▸ **WHAT IS EXPECTED**
Copy all the data exactly, except the pictures.

Dataset records:

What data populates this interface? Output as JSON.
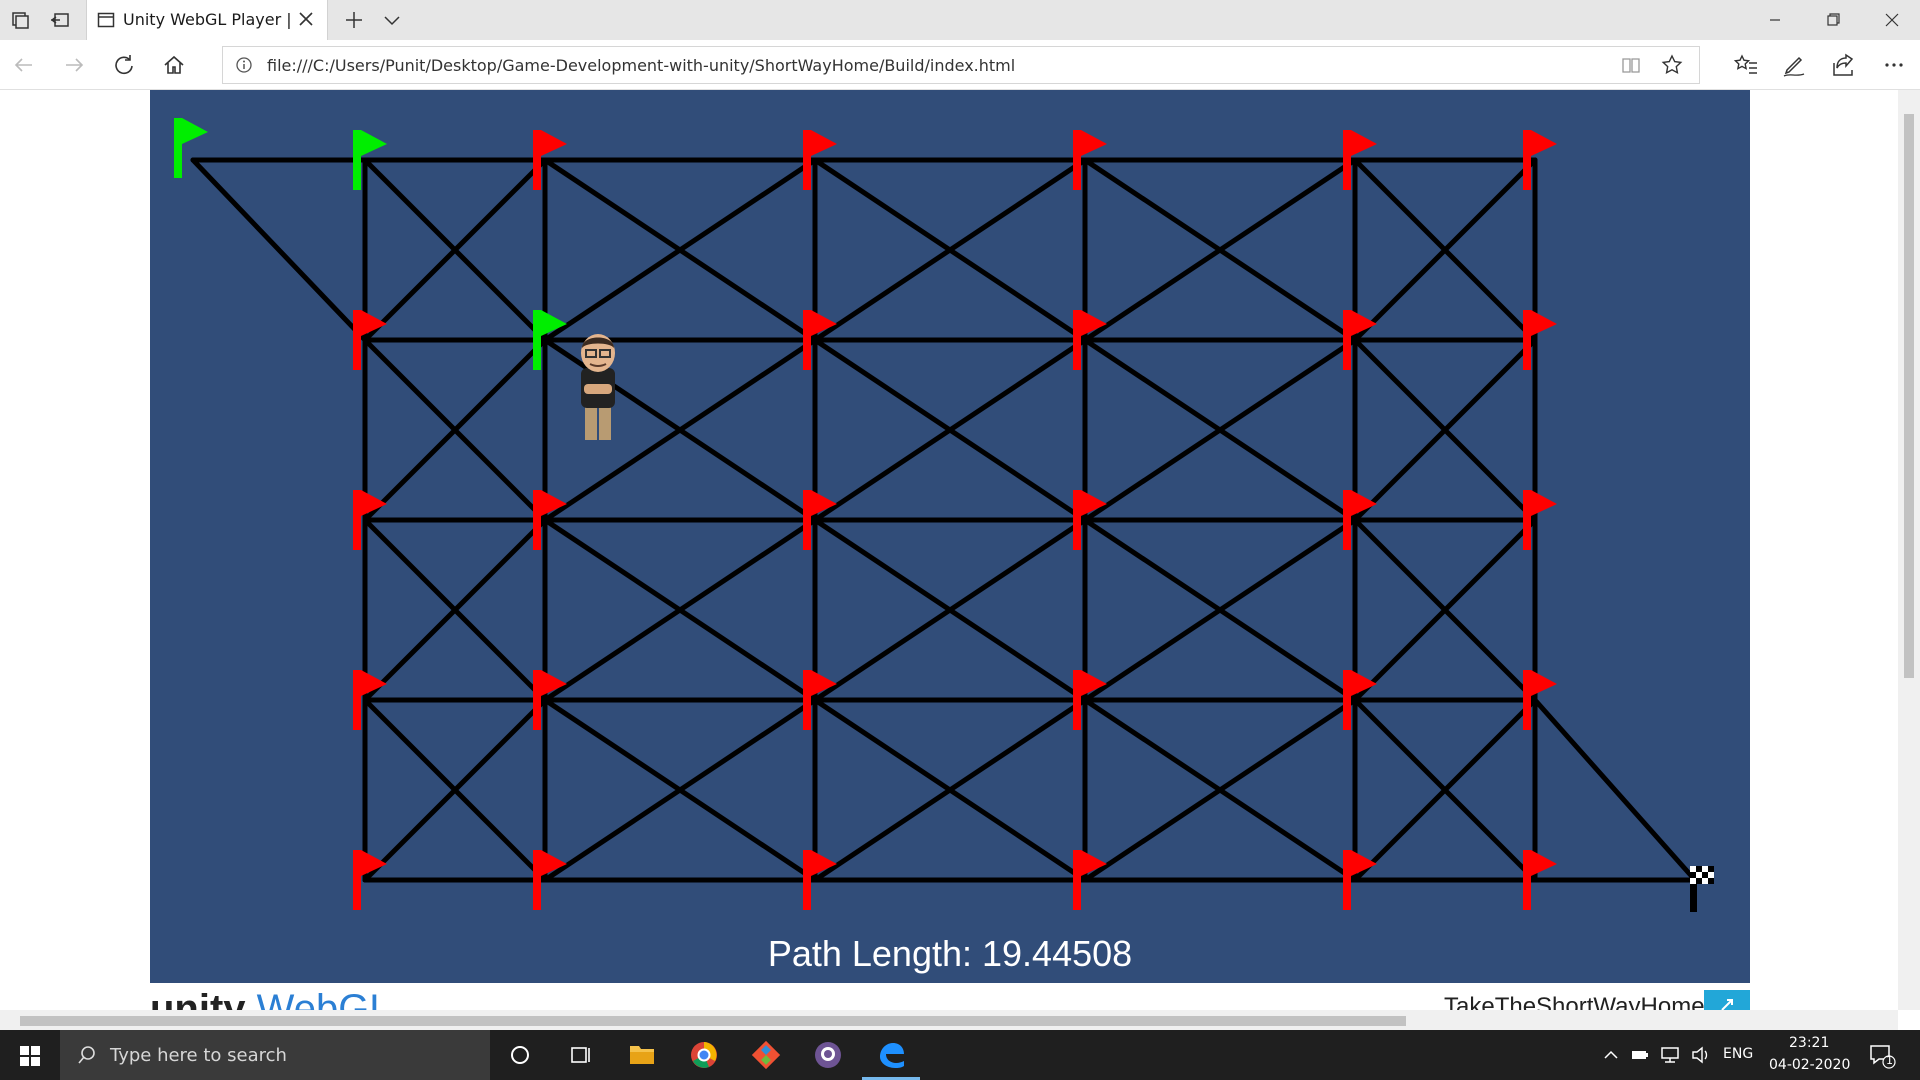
{
  "browser": {
    "tab_title": "Unity WebGL Player | Ta",
    "url": "file:///C:/Users/Punit/Desktop/Game-Development-with-unity/ShortWayHome/Build/index.html"
  },
  "game": {
    "path_length_text": "Path Length: 19.44508",
    "colors": {
      "background": "#314d79",
      "edge": "#000000",
      "visited_flag": "#00ee00",
      "unvisited_flag": "#ff0000"
    }
  },
  "footer": {
    "logo_unity": "unity",
    "logo_webgl": "WebGL",
    "game_title": "TakeTheShortWayHome"
  },
  "taskbar": {
    "search_placeholder": "Type here to search",
    "language": "ENG",
    "time": "23:21",
    "date": "04-02-2020",
    "notification_count": "1",
    "pinned_apps": [
      "task-view",
      "file-explorer",
      "chrome",
      "git",
      "github-desktop",
      "edge"
    ]
  }
}
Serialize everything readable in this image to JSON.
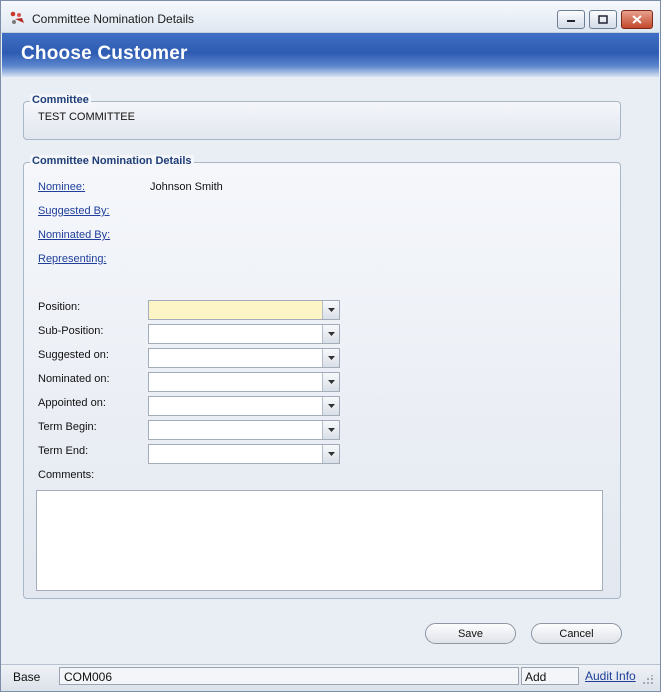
{
  "window": {
    "title": "Committee Nomination Details",
    "header_title": "Choose Customer"
  },
  "committee": {
    "legend": "Committee",
    "value": "TEST COMMITTEE"
  },
  "details": {
    "legend": "Committee Nomination Details",
    "nominee_label": "Nominee:",
    "nominee_value": "Johnson Smith",
    "suggested_by_label": "Suggested By:",
    "nominated_by_label": "Nominated By:",
    "representing_label": "Representing:",
    "fields": {
      "position": {
        "label": "Position:",
        "value": ""
      },
      "sub_position": {
        "label": "Sub-Position:",
        "value": ""
      },
      "suggested_on": {
        "label": "Suggested on:",
        "value": ""
      },
      "nominated_on": {
        "label": "Nominated on:",
        "value": ""
      },
      "appointed_on": {
        "label": "Appointed on:",
        "value": ""
      },
      "term_begin": {
        "label": "Term Begin:",
        "value": ""
      },
      "term_end": {
        "label": "Term End:",
        "value": ""
      }
    },
    "comments_label": "Comments:",
    "comments_value": ""
  },
  "buttons": {
    "save": "Save",
    "cancel": "Cancel"
  },
  "status": {
    "base": "Base",
    "code": "COM006",
    "mode": "Add",
    "audit": "Audit Info"
  },
  "colors": {
    "header_blue": "#2e5cb2",
    "link_blue": "#1f3f9b",
    "required_field": "#fdf5c5"
  }
}
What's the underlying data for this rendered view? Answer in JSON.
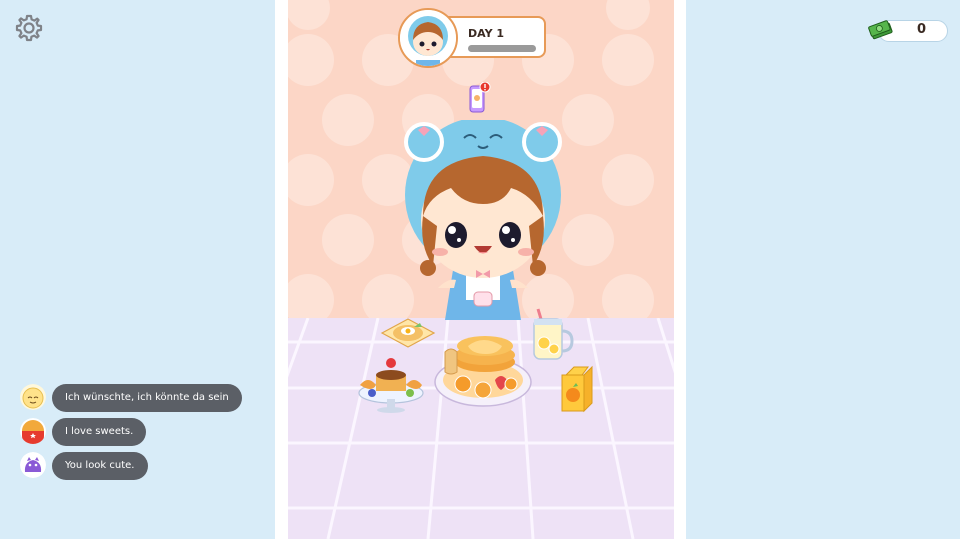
{
  "hud": {
    "day_label": "DAY 1",
    "money_value": "0",
    "day_progress": 0
  },
  "icons": {
    "settings": "gear-icon",
    "money": "cash-icon",
    "phone": "phone-notification-icon"
  },
  "chat": [
    {
      "text": "Ich wünschte, ich könnte da sein",
      "avatar": "yellow-face"
    },
    {
      "text": "I love sweets.",
      "avatar": "red-face"
    },
    {
      "text": "You look cute.",
      "avatar": "purple-monster"
    }
  ],
  "colors": {
    "background": "#d8ecf8",
    "wall": "#fcd6c6",
    "floor": "#eee2f6",
    "accent": "#e79a57",
    "chat_bubble": "#5b5f66"
  }
}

▸ **ANSWER TO THIS TASK**
What data populates this interface? Output as JSON.
{
  "browser": {
    "tab_title": "Unity WebGL Player | Ta",
    "url": "file:///C:/Users/Punit/Desktop/Game-Development-with-unity/ShortWayHome/Build/index.html"
  },
  "game": {
    "path_length_text": "Path Length: 19.44508",
    "colors": {
      "background": "#314d79",
      "edge": "#000000",
      "visited_flag": "#00ee00",
      "unvisited_flag": "#ff0000"
    }
  },
  "footer": {
    "logo_unity": "unity",
    "logo_webgl": "WebGL",
    "game_title": "TakeTheShortWayHome"
  },
  "taskbar": {
    "search_placeholder": "Type here to search",
    "language": "ENG",
    "time": "23:21",
    "date": "04-02-2020",
    "notification_count": "1",
    "pinned_apps": [
      "task-view",
      "file-explorer",
      "chrome",
      "git",
      "github-desktop",
      "edge"
    ]
  }
}
Serialize everything readable in this image to JSON.
{
  "window": {
    "title": "Committee Nomination Details",
    "header_title": "Choose Customer"
  },
  "committee": {
    "legend": "Committee",
    "value": "TEST COMMITTEE"
  },
  "details": {
    "legend": "Committee Nomination Details",
    "nominee_label": "Nominee:",
    "nominee_value": "Johnson Smith",
    "suggested_by_label": "Suggested By:",
    "nominated_by_label": "Nominated By:",
    "representing_label": "Representing:",
    "fields": {
      "position": {
        "label": "Position:",
        "value": ""
      },
      "sub_position": {
        "label": "Sub-Position:",
        "value": ""
      },
      "suggested_on": {
        "label": "Suggested on:",
        "value": ""
      },
      "nominated_on": {
        "label": "Nominated on:",
        "value": ""
      },
      "appointed_on": {
        "label": "Appointed on:",
        "value": ""
      },
      "term_begin": {
        "label": "Term Begin:",
        "value": ""
      },
      "term_end": {
        "label": "Term End:",
        "value": ""
      }
    },
    "comments_label": "Comments:",
    "comments_value": ""
  },
  "buttons": {
    "save": "Save",
    "cancel": "Cancel"
  },
  "status": {
    "base": "Base",
    "code": "COM006",
    "mode": "Add",
    "audit": "Audit Info"
  },
  "colors": {
    "header_blue": "#2e5cb2",
    "link_blue": "#1f3f9b",
    "required_field": "#fdf5c5"
  }
}
What's the underlying data for this rendered view? Answer in JSON.
{
  "hud": {
    "day_label": "DAY 1",
    "money_value": "0",
    "day_progress": 0
  },
  "icons": {
    "settings": "gear-icon",
    "money": "cash-icon",
    "phone": "phone-notification-icon"
  },
  "chat": [
    {
      "text": "Ich wünschte, ich könnte da sein",
      "avatar": "yellow-face"
    },
    {
      "text": "I love sweets.",
      "avatar": "red-face"
    },
    {
      "text": "You look cute.",
      "avatar": "purple-monster"
    }
  ],
  "colors": {
    "background": "#d8ecf8",
    "wall": "#fcd6c6",
    "floor": "#eee2f6",
    "accent": "#e79a57",
    "chat_bubble": "#5b5f66"
  }
}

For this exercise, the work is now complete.